PROBLEM DESCRIPTION:
Your task is to repeat all of the data exactly while excluding the pictures.

++++++++++

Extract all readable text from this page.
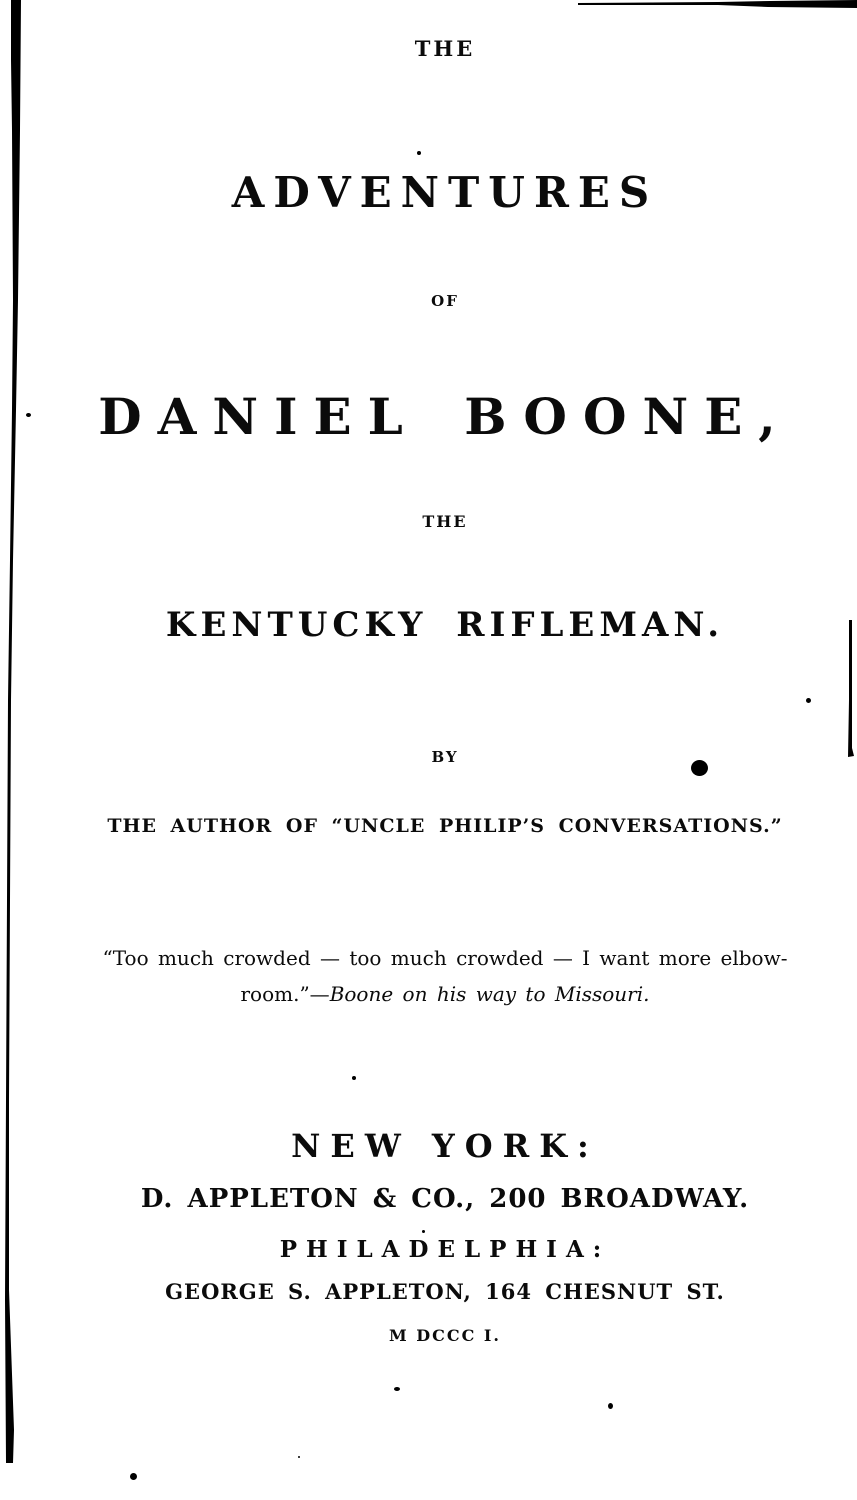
THE
ADVENTURES
OF
DANIEL BOONE,
THE
KENTUCKY RIFLEMAN.
BY
THE AUTHOR OF “UNCLE PHILIP’S CONVERSATIONS.”
“Too much crowded — too much crowded — I want more elbow-
room.”—Boone on his way to Missouri.
NEW YORK:
D. APPLETON & CO., 200 BROADWAY.
PHILADELPHIA:
GEORGE S. APPLETON, 164 CHESNUT ST.
M DCCC I.
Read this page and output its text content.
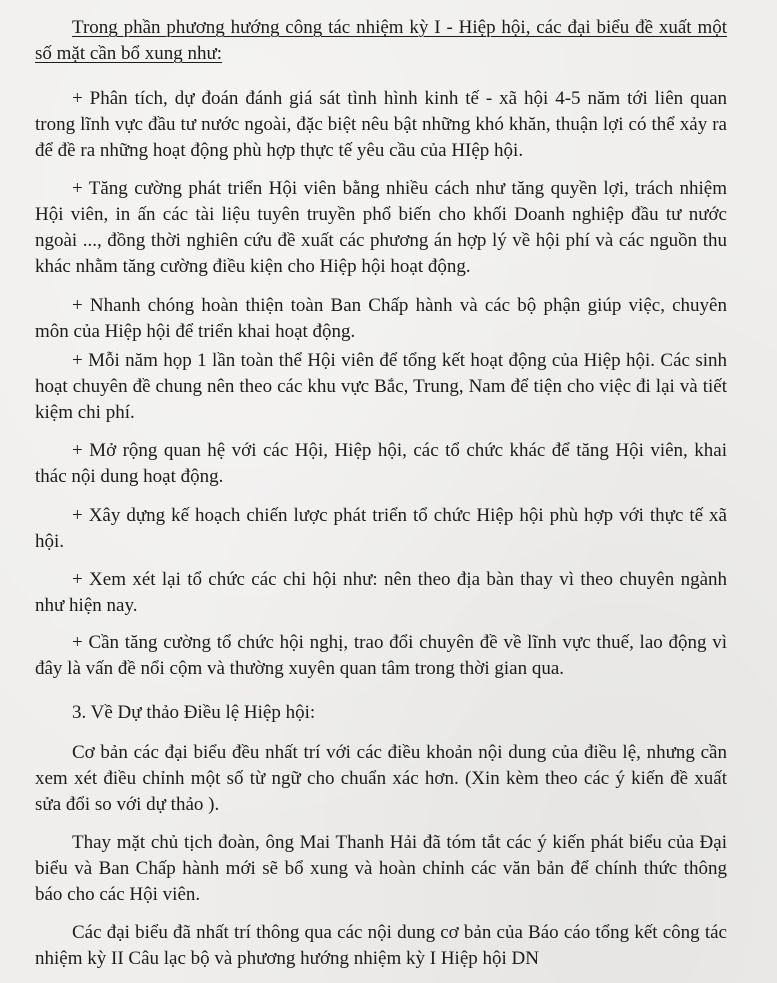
Trong phần phương hướng công tác nhiệm kỳ I - Hiệp hội, các đại biểu đề xuất một số mặt cần bổ xung như:

+ Phân tích, dự đoán đánh giá sát tình hình kinh tế - xã hội 4-5 năm tới liên quan trong lĩnh vực đầu tư nước ngoài, đặc biệt nêu bật những khó khăn, thuận lợi có thể xảy ra để đề ra những hoạt động phù hợp thực tế yêu cầu của HIệp hội.

+ Tăng cường phát triển Hội viên bằng nhiều cách như tăng quyền lợi, trách nhiệm Hội viên, in ấn các tài liệu tuyên truyền phổ biến cho khối Doanh nghiệp đầu tư nước ngoài ..., đồng thời nghiên cứu đề xuất các phương án hợp lý về hội phí và các nguồn thu khác nhằm tăng cường điều kiện cho Hiệp hội hoạt động.

+ Nhanh chóng hoàn thiện toàn Ban Chấp hành và các bộ phận giúp việc, chuyên môn của Hiệp hội để triển khai hoạt động.

+ Mỗi năm họp 1 lần toàn thể Hội viên để tổng kết hoạt động của Hiệp hội. Các sinh hoạt chuyên đề chung nên theo các khu vực Bắc, Trung, Nam để tiện cho việc đi lại và tiết kiệm chi phí.

+ Mở rộng quan hệ với các Hội, Hiệp hội, các tổ chức khác để tăng Hội viên, khai thác nội dung hoạt động.

+ Xây dựng kế hoạch chiến lược phát triển tổ chức Hiệp hội phù hợp với thực tế xã hội.

+ Xem xét lại tổ chức các chi hội như: nên theo địa bàn thay vì theo chuyên ngành như hiện nay.

+ Cần tăng cường tổ chức hội nghị, trao đổi chuyên đề về lĩnh vực thuế, lao động vì đây là vấn đề nổi cộm và thường xuyên quan tâm trong thời gian qua.

3. Về Dự thảo Điều lệ Hiệp hội:

Cơ bản các đại biểu đều nhất trí với các điều khoản nội dung của điều lệ, nhưng cần xem xét điều chỉnh một số từ ngữ cho chuẩn xác hơn. (Xin kèm theo các ý kiến đề xuất sửa đổi so với dự thảo ).

Thay mặt chủ tịch đoàn, ông Mai Thanh Hải đã tóm tắt các ý kiến phát biểu của Đại biểu và Ban Chấp hành mới sẽ bổ xung và hoàn chỉnh các văn bản để chính thức thông báo cho các Hội viên.

Các đại biểu đã nhất trí thông qua các nội dung cơ bản của Báo cáo tổng kết công tác nhiệm kỳ II Câu lạc bộ và phương hướng nhiệm kỳ I Hiệp hội DN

++++++++++

COMPLETE RESPONSE:
Extract all readable text from this page.
THE
ADVENTURES
OF
DANIEL BOONE,
THE
KENTUCKY RIFLEMAN.
BY
THE AUTHOR OF “UNCLE PHILIP’S CONVERSATIONS.”
“Too much crowded — too much crowded — I want more elbow-
room.”—Boone on his way to Missouri.
NEW YORK:
D. APPLETON & CO., 200 BROADWAY.
PHILADELPHIA:
GEORGE S. APPLETON, 164 CHESNUT ST.
M DCCC I.
Read this page and output its text content.
Trong phần phương hướng công tác nhiệm kỳ I - Hiệp hội, các đại biểu đề xuất một số mặt cần bổ xung như:

+ Phân tích, dự đoán đánh giá sát tình hình kinh tế - xã hội 4-5 năm tới liên quan trong lĩnh vực đầu tư nước ngoài, đặc biệt nêu bật những khó khăn, thuận lợi có thể xảy ra để đề ra những hoạt động phù hợp thực tế yêu cầu của HIệp hội.

+ Tăng cường phát triển Hội viên bằng nhiều cách như tăng quyền lợi, trách nhiệm Hội viên, in ấn các tài liệu tuyên truyền phổ biến cho khối Doanh nghiệp đầu tư nước ngoài ..., đồng thời nghiên cứu đề xuất các phương án hợp lý về hội phí và các nguồn thu khác nhằm tăng cường điều kiện cho Hiệp hội hoạt động.

+ Nhanh chóng hoàn thiện toàn Ban Chấp hành và các bộ phận giúp việc, chuyên môn của Hiệp hội để triển khai hoạt động.

+ Mỗi năm họp 1 lần toàn thể Hội viên để tổng kết hoạt động của Hiệp hội. Các sinh hoạt chuyên đề chung nên theo các khu vực Bắc, Trung, Nam để tiện cho việc đi lại và tiết kiệm chi phí.

+ Mở rộng quan hệ với các Hội, Hiệp hội, các tổ chức khác để tăng Hội viên, khai thác nội dung hoạt động.

+ Xây dựng kế hoạch chiến lược phát triển tổ chức Hiệp hội phù hợp với thực tế xã hội.

+ Xem xét lại tổ chức các chi hội như: nên theo địa bàn thay vì theo chuyên ngành như hiện nay.

+ Cần tăng cường tổ chức hội nghị, trao đổi chuyên đề về lĩnh vực thuế, lao động vì đây là vấn đề nổi cộm và thường xuyên quan tâm trong thời gian qua.

3. Về Dự thảo Điều lệ Hiệp hội:

Cơ bản các đại biểu đều nhất trí với các điều khoản nội dung của điều lệ, nhưng cần xem xét điều chỉnh một số từ ngữ cho chuẩn xác hơn. (Xin kèm theo các ý kiến đề xuất sửa đổi so với dự thảo ).

Thay mặt chủ tịch đoàn, ông Mai Thanh Hải đã tóm tắt các ý kiến phát biểu của Đại biểu và Ban Chấp hành mới sẽ bổ xung và hoàn chỉnh các văn bản để chính thức thông báo cho các Hội viên.

Các đại biểu đã nhất trí thông qua các nội dung cơ bản của Báo cáo tổng kết công tác nhiệm kỳ II Câu lạc bộ và phương hướng nhiệm kỳ I Hiệp hội DN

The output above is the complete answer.